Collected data
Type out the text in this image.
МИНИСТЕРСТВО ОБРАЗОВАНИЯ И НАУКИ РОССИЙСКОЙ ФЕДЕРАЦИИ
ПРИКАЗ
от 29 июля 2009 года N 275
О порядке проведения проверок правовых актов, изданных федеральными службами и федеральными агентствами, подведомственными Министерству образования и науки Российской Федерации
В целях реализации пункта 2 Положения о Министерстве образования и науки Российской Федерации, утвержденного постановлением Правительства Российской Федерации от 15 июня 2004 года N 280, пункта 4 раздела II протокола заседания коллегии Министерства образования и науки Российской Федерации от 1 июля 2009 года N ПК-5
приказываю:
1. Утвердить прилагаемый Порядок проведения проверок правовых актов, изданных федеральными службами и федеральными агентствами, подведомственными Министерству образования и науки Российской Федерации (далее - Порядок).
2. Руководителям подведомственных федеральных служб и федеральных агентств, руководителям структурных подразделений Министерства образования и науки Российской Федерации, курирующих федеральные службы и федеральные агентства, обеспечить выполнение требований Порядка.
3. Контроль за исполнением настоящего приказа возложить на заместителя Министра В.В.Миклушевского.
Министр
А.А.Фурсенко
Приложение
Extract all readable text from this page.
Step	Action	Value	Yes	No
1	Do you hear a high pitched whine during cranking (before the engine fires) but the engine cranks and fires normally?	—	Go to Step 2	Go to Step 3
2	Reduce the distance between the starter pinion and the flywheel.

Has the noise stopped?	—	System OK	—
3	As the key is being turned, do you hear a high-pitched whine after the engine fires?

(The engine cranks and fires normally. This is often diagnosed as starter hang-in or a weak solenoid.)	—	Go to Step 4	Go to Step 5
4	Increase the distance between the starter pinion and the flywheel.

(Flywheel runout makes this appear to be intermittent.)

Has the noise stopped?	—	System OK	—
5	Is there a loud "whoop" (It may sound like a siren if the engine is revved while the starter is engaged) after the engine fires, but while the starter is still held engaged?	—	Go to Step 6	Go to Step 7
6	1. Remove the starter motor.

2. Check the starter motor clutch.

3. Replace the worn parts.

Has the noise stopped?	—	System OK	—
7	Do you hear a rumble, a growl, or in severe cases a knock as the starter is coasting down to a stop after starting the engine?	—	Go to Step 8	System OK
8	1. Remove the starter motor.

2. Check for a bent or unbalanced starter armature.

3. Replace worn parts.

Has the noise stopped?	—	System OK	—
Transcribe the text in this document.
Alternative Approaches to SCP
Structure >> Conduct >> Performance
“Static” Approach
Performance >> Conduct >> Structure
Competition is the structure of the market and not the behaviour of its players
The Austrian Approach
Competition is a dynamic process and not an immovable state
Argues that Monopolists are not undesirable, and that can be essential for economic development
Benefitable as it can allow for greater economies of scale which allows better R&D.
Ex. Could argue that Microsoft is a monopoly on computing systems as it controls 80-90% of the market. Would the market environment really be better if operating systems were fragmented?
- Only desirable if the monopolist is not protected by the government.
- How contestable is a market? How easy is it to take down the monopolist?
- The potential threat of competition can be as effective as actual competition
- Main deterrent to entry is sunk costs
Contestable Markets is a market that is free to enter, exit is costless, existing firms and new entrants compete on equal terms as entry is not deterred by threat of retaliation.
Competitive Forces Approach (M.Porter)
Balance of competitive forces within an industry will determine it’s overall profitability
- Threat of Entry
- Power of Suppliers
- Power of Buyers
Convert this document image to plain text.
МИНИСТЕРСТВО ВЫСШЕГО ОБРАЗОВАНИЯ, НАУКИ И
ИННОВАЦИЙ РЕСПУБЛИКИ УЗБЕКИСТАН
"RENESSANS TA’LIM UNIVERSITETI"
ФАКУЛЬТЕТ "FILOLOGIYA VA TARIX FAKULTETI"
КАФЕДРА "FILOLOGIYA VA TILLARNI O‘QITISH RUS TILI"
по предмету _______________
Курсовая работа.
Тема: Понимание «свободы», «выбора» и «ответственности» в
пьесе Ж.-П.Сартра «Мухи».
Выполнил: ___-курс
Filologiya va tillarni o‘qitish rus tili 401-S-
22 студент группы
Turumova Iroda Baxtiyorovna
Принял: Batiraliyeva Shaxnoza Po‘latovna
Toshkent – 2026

> [Task description] From the listing above, reproduce all the lines exactly.

> [Exercise solution]
Type out the text in this image.
МИНИСТЕРСТВО ОБРАЗОВАНИЯ И НАУКИ РОССИЙСКОЙ ФЕДЕРАЦИИ
ПРИКАЗ
от 29 июля 2009 года N 275
О порядке проведения проверок правовых актов, изданных федеральными службами и федеральными агентствами, подведомственными Министерству образования и науки Российской Федерации
В целях реализации пункта 2 Положения о Министерстве образования и науки Российской Федерации, утвержденного постановлением Правительства Российской Федерации от 15 июня 2004 года N 280, пункта 4 раздела II протокола заседания коллегии Министерства образования и науки Российской Федерации от 1 июля 2009 года N ПК-5
приказываю:
1. Утвердить прилагаемый Порядок проведения проверок правовых актов, изданных федеральными службами и федеральными агентствами, подведомственными Министерству образования и науки Российской Федерации (далее - Порядок).
2. Руководителям подведомственных федеральных служб и федеральных агентств, руководителям структурных подразделений Министерства образования и науки Российской Федерации, курирующих федеральные службы и федеральные агентства, обеспечить выполнение требований Порядка.
3. Контроль за исполнением настоящего приказа возложить на заместителя Министра В.В.Миклушевского.
Министр
А.А.Фурсенко
Приложение
Extract all readable text from this page.
Step	Action	Value	Yes	No
1	Do you hear a high pitched whine during cranking (before the engine fires) but the engine cranks and fires normally?	—	Go to Step 2	Go to Step 3
2	Reduce the distance between the starter pinion and the flywheel.

Has the noise stopped?	—	System OK	—
3	As the key is being turned, do you hear a high-pitched whine after the engine fires?

(The engine cranks and fires normally. This is often diagnosed as starter hang-in or a weak solenoid.)	—	Go to Step 4	Go to Step 5
4	Increase the distance between the starter pinion and the flywheel.

(Flywheel runout makes this appear to be intermittent.)

Has the noise stopped?	—	System OK	—
5	Is there a loud "whoop" (It may sound like a siren if the engine is revved while the starter is engaged) after the engine fires, but while the starter is still held engaged?	—	Go to Step 6	Go to Step 7
6	1. Remove the starter motor.

2. Check the starter motor clutch.

3. Replace the worn parts.

Has the noise stopped?	—	System OK	—
7	Do you hear a rumble, a growl, or in severe cases a knock as the starter is coasting down to a stop after starting the engine?	—	Go to Step 8	System OK
8	1. Remove the starter motor.

2. Check for a bent or unbalanced starter armature.

3. Replace worn parts.

Has the noise stopped?	—	System OK	—
Transcribe the text in this document.
Alternative Approaches to SCP
Structure >> Conduct >> Performance
“Static” Approach
Performance >> Conduct >> Structure
Competition is the structure of the market and not the behaviour of its players
The Austrian Approach
Competition is a dynamic process and not an immovable state
Argues that Monopolists are not undesirable, and that can be essential for economic development
Benefitable as it can allow for greater economies of scale which allows better R&D.
Ex. Could argue that Microsoft is a monopoly on computing systems as it controls 80-90% of the market. Would the market environment really be better if operating systems were fragmented?
- Only desirable if the monopolist is not protected by the government.
- How contestable is a market? How easy is it to take down the monopolist?
- The potential threat of competition can be as effective as actual competition
- Main deterrent to entry is sunk costs
Contestable Markets is a market that is free to enter, exit is costless, existing firms and new entrants compete on equal terms as entry is not deterred by threat of retaliation.
Competitive Forces Approach (M.Porter)
Balance of competitive forces within an industry will determine it’s overall profitability
- Threat of Entry
- Power of Suppliers
- Power of Buyers
Convert this document image to plain text.
МИНИСТЕРСТВО ВЫСШЕГО ОБРАЗОВАНИЯ, НАУКИ И
ИННОВАЦИЙ РЕСПУБЛИКИ УЗБЕКИСТАН
"RENESSANS TA’LIM UNIVERSITETI"
ФАКУЛЬТЕТ "FILOLOGIYA VA TARIX FAKULTETI"
КАФЕДРА "FILOLOGIYA VA TILLARNI O‘QITISH RUS TILI"
по предмету _______________
Курсовая работа.
Тема: Понимание «свободы», «выбора» и «ответственности» в
пьесе Ж.-П.Сартра «Мухи».
Выполнил: ___-курс
Filologiya va tillarni o‘qitish rus tili 401-S-
22 студент группы
Turumova Iroda Baxtiyorovna
Принял: Batiraliyeva Shaxnoza Po‘latovna
Toshkent – 2026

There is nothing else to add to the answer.